> **TASK OBJECTIVE**
Each line of the entries below that holds "breathe" is needed, copied in full.

> **SOURCE MATERIAL**
^^^^^^^^

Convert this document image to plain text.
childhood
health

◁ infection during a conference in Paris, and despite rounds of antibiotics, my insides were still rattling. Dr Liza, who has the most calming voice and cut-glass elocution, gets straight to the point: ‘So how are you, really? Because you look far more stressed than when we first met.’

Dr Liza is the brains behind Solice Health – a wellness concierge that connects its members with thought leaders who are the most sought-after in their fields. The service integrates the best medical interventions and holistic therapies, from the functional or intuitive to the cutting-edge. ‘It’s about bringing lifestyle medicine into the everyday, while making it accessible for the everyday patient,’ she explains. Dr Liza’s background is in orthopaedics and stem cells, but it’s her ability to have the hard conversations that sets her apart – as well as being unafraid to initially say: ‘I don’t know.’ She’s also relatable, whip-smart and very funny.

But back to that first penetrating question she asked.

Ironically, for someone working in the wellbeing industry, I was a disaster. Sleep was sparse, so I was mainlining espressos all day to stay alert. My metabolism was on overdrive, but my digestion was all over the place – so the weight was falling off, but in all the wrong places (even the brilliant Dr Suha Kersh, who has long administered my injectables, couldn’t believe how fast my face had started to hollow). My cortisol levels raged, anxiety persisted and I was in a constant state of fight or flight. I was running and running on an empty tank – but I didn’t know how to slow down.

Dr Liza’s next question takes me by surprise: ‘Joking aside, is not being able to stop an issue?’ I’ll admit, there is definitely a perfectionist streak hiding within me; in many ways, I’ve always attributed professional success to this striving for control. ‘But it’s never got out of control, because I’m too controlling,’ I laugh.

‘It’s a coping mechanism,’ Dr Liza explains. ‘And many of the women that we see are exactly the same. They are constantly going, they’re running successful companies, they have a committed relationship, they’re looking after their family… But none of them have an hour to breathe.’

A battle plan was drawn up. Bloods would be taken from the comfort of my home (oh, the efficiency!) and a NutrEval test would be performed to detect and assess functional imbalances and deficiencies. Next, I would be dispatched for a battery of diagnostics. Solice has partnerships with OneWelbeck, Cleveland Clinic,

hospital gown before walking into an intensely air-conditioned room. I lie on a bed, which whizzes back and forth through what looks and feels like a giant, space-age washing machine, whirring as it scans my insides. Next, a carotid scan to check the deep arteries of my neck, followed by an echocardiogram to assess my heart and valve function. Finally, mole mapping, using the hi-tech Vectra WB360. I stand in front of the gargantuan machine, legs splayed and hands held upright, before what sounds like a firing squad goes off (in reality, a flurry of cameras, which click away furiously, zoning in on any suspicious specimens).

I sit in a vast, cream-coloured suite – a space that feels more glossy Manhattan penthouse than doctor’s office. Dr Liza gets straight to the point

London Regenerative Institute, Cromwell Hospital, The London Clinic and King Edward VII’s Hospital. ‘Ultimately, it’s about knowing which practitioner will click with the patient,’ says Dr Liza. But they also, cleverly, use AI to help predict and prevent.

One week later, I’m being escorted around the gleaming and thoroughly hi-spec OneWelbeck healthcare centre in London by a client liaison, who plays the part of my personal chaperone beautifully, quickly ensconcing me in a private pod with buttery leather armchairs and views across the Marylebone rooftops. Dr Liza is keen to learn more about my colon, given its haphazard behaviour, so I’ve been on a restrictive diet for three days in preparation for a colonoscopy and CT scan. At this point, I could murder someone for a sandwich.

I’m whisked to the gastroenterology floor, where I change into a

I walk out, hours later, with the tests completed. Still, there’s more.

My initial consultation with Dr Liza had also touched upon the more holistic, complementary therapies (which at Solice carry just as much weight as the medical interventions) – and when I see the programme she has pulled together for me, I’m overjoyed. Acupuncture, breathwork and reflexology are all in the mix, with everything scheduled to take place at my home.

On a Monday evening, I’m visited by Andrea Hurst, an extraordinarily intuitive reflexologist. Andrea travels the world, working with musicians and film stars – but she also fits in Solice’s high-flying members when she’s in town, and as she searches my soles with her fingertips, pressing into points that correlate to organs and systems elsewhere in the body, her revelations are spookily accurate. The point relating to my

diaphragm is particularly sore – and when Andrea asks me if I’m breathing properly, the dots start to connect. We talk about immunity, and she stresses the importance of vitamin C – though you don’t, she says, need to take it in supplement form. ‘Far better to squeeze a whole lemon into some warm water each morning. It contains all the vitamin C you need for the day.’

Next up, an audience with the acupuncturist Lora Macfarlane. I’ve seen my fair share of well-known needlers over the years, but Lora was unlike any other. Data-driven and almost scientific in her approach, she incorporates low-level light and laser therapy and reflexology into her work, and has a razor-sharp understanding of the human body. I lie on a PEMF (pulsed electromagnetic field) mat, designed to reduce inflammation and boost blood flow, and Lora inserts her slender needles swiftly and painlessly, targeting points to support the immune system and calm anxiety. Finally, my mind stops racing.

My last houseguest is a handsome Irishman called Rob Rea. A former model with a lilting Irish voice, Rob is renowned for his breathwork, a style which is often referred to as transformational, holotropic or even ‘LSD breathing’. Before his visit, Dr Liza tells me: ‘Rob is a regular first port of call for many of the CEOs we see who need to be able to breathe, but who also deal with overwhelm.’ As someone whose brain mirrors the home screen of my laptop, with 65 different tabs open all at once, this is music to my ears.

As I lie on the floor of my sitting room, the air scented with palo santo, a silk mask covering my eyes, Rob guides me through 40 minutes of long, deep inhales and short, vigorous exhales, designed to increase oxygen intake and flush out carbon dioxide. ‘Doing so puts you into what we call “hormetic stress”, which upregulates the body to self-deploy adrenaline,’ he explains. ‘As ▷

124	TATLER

^^^^^^^^

> **RESPONSE AREA**
‘It’s a coping mechanism,’ Dr Liza explains. ‘And many of the women that we see are exactly the same. They are constantly going, they’re running successful companies, they have a committed relationship, they’re looking after their family… But none of them have an hour to breathe.’
My last houseguest is a handsome Irishman called Rob Rea. A former model with a lilting Irish voice, Rob is renowned for his breathwork, a style which is often referred to as transformational, holotropic or even ‘LSD breathing’. Before his visit, Dr Liza tells me: ‘Rob is a regular first port of call for many of the CEOs we see who need to be able to breathe, but who also deal with overwhelm.’ As someone whose brain mirrors the home screen of my laptop, with 65 different tabs open all at once, this is music to my ears.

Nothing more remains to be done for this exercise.